>> Begin SUPPLIED INFORMATION

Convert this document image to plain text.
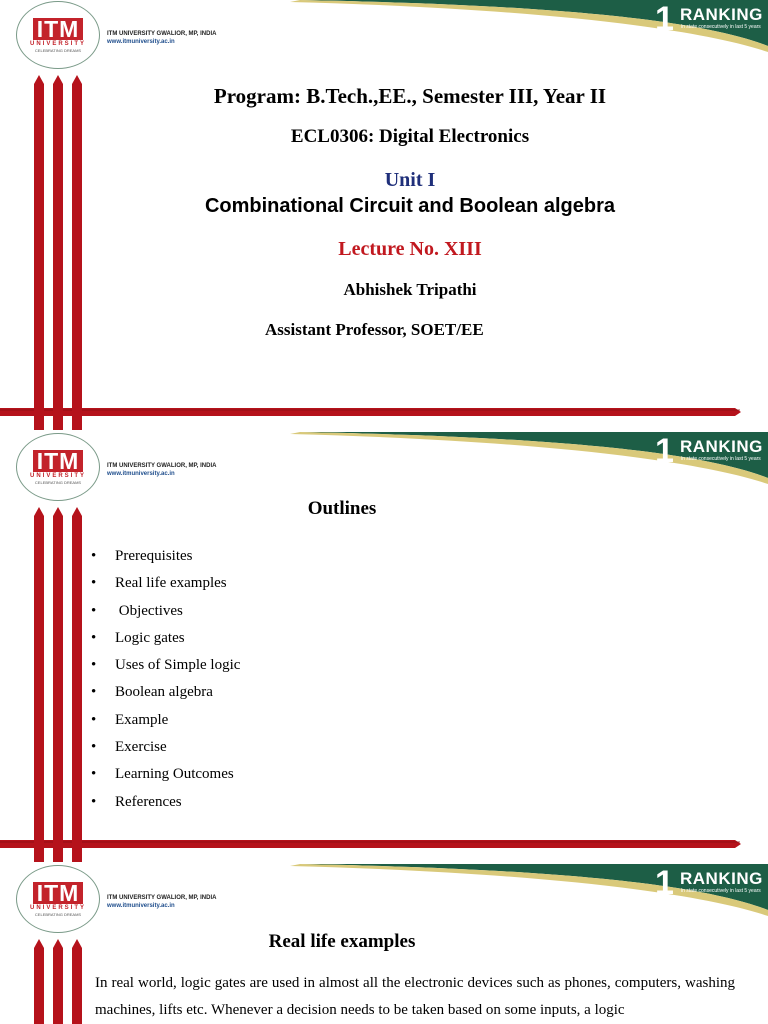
ITM
UNIVERSITY
CELEBRATING DREAMS
ITM UNIVERSITY GWALIOR, MP, INDIA
www.itmuniversity.ac.in
1 RANKING
in state consecutively in last 5 years
Program: B.Tech.,EE., Semester III, Year II
ECL0306: Digital Electronics
Unit I
Combinational Circuit and Boolean algebra
Lecture No. XIII
Abhishek Tripathi
Assistant Professor, SOET/EE
ITM
UNIVERSITY
CELEBRATING DREAMS
ITM UNIVERSITY GWALIOR, MP, INDIA
www.itmuniversity.ac.in
1 RANKING
in state consecutively in last 5 years
Outlines
• Prerequisites
• Real life examples
• Objectives
• Logic gates
• Uses of Simple logic
• Boolean algebra
• Example
• Exercise
• Learning Outcomes
• References
ITM
UNIVERSITY
CELEBRATING DREAMS
ITM UNIVERSITY GWALIOR, MP, INDIA
www.itmuniversity.ac.in
1 RANKING
in state consecutively in last 5 years
Real life examples
In real world, logic gates are used in almost all the electronic devices such as phones, computers, washing machines, lifts etc. Whenever a decision needs to be taken based on some inputs, a logic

>> End SUPPLIED INFORMATION

> **WHAT IS NEEDED**:
Look through the data and show every line containing "Boolean".

> **CORRECT ANSWER**:
Combinational Circuit and Boolean algebra
• Boolean algebra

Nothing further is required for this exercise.